» Aim
Repeat all of the records verbatim.

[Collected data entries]
** Start **

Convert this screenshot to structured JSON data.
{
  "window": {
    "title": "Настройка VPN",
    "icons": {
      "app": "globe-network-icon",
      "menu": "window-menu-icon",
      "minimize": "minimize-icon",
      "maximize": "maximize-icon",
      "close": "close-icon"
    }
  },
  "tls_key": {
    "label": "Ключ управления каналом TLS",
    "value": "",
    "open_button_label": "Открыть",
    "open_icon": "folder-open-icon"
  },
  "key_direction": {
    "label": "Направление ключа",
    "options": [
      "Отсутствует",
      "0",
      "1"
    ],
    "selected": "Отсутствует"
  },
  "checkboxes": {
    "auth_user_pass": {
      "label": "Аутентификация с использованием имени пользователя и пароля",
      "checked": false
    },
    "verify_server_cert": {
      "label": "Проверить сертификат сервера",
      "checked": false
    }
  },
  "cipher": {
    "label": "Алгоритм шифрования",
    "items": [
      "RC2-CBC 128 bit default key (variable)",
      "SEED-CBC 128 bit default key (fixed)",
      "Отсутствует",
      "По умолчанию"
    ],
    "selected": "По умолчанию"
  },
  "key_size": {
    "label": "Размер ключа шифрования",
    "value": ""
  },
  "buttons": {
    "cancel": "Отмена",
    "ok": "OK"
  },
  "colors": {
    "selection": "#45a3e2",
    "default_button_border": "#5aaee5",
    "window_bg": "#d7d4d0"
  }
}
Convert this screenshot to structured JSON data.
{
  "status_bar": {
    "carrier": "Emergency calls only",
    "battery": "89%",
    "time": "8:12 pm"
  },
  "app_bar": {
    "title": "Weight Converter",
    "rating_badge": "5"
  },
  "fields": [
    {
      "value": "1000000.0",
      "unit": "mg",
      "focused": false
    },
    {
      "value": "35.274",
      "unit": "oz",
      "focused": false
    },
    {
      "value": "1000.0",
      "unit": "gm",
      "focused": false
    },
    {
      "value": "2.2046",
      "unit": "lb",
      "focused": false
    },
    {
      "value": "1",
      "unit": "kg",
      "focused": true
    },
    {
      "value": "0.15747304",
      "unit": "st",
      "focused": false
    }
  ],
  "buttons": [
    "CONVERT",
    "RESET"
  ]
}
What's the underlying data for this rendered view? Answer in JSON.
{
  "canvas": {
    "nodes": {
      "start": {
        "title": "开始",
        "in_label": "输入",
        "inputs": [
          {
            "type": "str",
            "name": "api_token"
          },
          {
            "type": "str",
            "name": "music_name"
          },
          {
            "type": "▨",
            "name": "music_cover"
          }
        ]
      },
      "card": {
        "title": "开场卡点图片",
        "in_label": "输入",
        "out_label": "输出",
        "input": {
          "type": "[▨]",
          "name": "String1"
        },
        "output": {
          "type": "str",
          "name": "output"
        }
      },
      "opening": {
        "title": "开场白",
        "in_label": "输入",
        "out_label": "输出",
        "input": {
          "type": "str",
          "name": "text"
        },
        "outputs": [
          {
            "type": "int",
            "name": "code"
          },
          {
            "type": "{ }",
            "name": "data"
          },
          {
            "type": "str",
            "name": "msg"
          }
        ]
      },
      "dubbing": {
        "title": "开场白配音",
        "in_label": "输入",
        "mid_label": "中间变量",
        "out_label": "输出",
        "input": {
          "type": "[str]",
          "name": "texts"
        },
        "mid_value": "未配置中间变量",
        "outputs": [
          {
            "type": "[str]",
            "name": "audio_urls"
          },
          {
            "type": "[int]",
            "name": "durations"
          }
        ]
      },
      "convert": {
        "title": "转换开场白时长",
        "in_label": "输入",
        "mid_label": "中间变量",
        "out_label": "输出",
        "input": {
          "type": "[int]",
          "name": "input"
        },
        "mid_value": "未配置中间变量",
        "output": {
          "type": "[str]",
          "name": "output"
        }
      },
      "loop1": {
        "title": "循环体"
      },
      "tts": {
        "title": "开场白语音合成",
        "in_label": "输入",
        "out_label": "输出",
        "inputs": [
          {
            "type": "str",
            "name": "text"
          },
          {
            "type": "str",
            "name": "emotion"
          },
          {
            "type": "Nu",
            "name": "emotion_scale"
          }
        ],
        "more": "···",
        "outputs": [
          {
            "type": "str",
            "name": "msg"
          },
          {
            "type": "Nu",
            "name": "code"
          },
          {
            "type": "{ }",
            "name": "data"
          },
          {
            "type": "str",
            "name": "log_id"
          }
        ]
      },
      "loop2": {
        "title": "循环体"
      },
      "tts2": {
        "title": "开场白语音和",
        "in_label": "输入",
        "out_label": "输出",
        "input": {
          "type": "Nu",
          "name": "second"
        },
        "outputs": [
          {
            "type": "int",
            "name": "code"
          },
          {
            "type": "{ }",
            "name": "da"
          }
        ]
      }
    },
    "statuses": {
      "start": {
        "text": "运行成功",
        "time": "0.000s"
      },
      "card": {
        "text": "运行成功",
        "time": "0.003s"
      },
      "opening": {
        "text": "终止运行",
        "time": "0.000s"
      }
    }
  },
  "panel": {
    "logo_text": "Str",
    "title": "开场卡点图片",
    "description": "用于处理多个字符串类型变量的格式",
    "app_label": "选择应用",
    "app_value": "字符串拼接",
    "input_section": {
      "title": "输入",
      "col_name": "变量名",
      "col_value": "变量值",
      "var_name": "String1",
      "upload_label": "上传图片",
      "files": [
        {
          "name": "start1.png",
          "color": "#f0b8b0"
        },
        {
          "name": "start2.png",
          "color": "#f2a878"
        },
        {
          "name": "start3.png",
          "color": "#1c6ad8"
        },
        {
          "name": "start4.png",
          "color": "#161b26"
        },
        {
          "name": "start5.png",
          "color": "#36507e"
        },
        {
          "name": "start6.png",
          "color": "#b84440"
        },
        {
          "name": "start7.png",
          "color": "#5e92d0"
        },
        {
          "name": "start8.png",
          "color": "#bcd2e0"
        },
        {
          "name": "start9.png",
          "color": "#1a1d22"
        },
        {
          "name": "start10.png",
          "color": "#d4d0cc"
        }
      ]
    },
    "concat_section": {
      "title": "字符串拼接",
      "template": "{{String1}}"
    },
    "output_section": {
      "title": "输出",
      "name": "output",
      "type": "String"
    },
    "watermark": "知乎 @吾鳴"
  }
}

** End **

» Answer to this problem
Convert this screenshot to structured JSON data.
{
  "window": {
    "title": "Настройка VPN",
    "icons": {
      "app": "globe-network-icon",
      "menu": "window-menu-icon",
      "minimize": "minimize-icon",
      "maximize": "maximize-icon",
      "close": "close-icon"
    }
  },
  "tls_key": {
    "label": "Ключ управления каналом TLS",
    "value": "",
    "open_button_label": "Открыть",
    "open_icon": "folder-open-icon"
  },
  "key_direction": {
    "label": "Направление ключа",
    "options": [
      "Отсутствует",
      "0",
      "1"
    ],
    "selected": "Отсутствует"
  },
  "checkboxes": {
    "auth_user_pass": {
      "label": "Аутентификация с использованием имени пользователя и пароля",
      "checked": false
    },
    "verify_server_cert": {
      "label": "Проверить сертификат сервера",
      "checked": false
    }
  },
  "cipher": {
    "label": "Алгоритм шифрования",
    "items": [
      "RC2-CBC 128 bit default key (variable)",
      "SEED-CBC 128 bit default key (fixed)",
      "Отсутствует",
      "По умолчанию"
    ],
    "selected": "По умолчанию"
  },
  "key_size": {
    "label": "Размер ключа шифрования",
    "value": ""
  },
  "buttons": {
    "cancel": "Отмена",
    "ok": "OK"
  },
  "colors": {
    "selection": "#45a3e2",
    "default_button_border": "#5aaee5",
    "window_bg": "#d7d4d0"
  }
}
Convert this screenshot to structured JSON data.
{
  "status_bar": {
    "carrier": "Emergency calls only",
    "battery": "89%",
    "time": "8:12 pm"
  },
  "app_bar": {
    "title": "Weight Converter",
    "rating_badge": "5"
  },
  "fields": [
    {
      "value": "1000000.0",
      "unit": "mg",
      "focused": false
    },
    {
      "value": "35.274",
      "unit": "oz",
      "focused": false
    },
    {
      "value": "1000.0",
      "unit": "gm",
      "focused": false
    },
    {
      "value": "2.2046",
      "unit": "lb",
      "focused": false
    },
    {
      "value": "1",
      "unit": "kg",
      "focused": true
    },
    {
      "value": "0.15747304",
      "unit": "st",
      "focused": false
    }
  ],
  "buttons": [
    "CONVERT",
    "RESET"
  ]
}
What's the underlying data for this rendered view? Answer in JSON.
{
  "canvas": {
    "nodes": {
      "start": {
        "title": "开始",
        "in_label": "输入",
        "inputs": [
          {
            "type": "str",
            "name": "api_token"
          },
          {
            "type": "str",
            "name": "music_name"
          },
          {
            "type": "▨",
            "name": "music_cover"
          }
        ]
      },
      "card": {
        "title": "开场卡点图片",
        "in_label": "输入",
        "out_label": "输出",
        "input": {
          "type": "[▨]",
          "name": "String1"
        },
        "output": {
          "type": "str",
          "name": "output"
        }
      },
      "opening": {
        "title": "开场白",
        "in_label": "输入",
        "out_label": "输出",
        "input": {
          "type": "str",
          "name": "text"
        },
        "outputs": [
          {
            "type": "int",
            "name": "code"
          },
          {
            "type": "{ }",
            "name": "data"
          },
          {
            "type": "str",
            "name": "msg"
          }
        ]
      },
      "dubbing": {
        "title": "开场白配音",
        "in_label": "输入",
        "mid_label": "中间变量",
        "out_label": "输出",
        "input": {
          "type": "[str]",
          "name": "texts"
        },
        "mid_value": "未配置中间变量",
        "outputs": [
          {
            "type": "[str]",
            "name": "audio_urls"
          },
          {
            "type": "[int]",
            "name": "durations"
          }
        ]
      },
      "convert": {
        "title": "转换开场白时长",
        "in_label": "输入",
        "mid_label": "中间变量",
        "out_label": "输出",
        "input": {
          "type": "[int]",
          "name": "input"
        },
        "mid_value": "未配置中间变量",
        "output": {
          "type": "[str]",
          "name": "output"
        }
      },
      "loop1": {
        "title": "循环体"
      },
      "tts": {
        "title": "开场白语音合成",
        "in_label": "输入",
        "out_label": "输出",
        "inputs": [
          {
            "type": "str",
            "name": "text"
          },
          {
            "type": "str",
            "name": "emotion"
          },
          {
            "type": "Nu",
            "name": "emotion_scale"
          }
        ],
        "more": "···",
        "outputs": [
          {
            "type": "str",
            "name": "msg"
          },
          {
            "type": "Nu",
            "name": "code"
          },
          {
            "type": "{ }",
            "name": "data"
          },
          {
            "type": "str",
            "name": "log_id"
          }
        ]
      },
      "loop2": {
        "title": "循环体"
      },
      "tts2": {
        "title": "开场白语音和",
        "in_label": "输入",
        "out_label": "输出",
        "input": {
          "type": "Nu",
          "name": "second"
        },
        "outputs": [
          {
            "type": "int",
            "name": "code"
          },
          {
            "type": "{ }",
            "name": "da"
          }
        ]
      }
    },
    "statuses": {
      "start": {
        "text": "运行成功",
        "time": "0.000s"
      },
      "card": {
        "text": "运行成功",
        "time": "0.003s"
      },
      "opening": {
        "text": "终止运行",
        "time": "0.000s"
      }
    }
  },
  "panel": {
    "logo_text": "Str",
    "title": "开场卡点图片",
    "description": "用于处理多个字符串类型变量的格式",
    "app_label": "选择应用",
    "app_value": "字符串拼接",
    "input_section": {
      "title": "输入",
      "col_name": "变量名",
      "col_value": "变量值",
      "var_name": "String1",
      "upload_label": "上传图片",
      "files": [
        {
          "name": "start1.png",
          "color": "#f0b8b0"
        },
        {
          "name": "start2.png",
          "color": "#f2a878"
        },
        {
          "name": "start3.png",
          "color": "#1c6ad8"
        },
        {
          "name": "start4.png",
          "color": "#161b26"
        },
        {
          "name": "start5.png",
          "color": "#36507e"
        },
        {
          "name": "start6.png",
          "color": "#b84440"
        },
        {
          "name": "start7.png",
          "color": "#5e92d0"
        },
        {
          "name": "start8.png",
          "color": "#bcd2e0"
        },
        {
          "name": "start9.png",
          "color": "#1a1d22"
        },
        {
          "name": "start10.png",
          "color": "#d4d0cc"
        }
      ]
    },
    "concat_section": {
      "title": "字符串拼接",
      "template": "{{String1}}"
    },
    "output_section": {
      "title": "输出",
      "name": "output",
      "type": "String"
    },
    "watermark": "知乎 @吾鳴"
  }
}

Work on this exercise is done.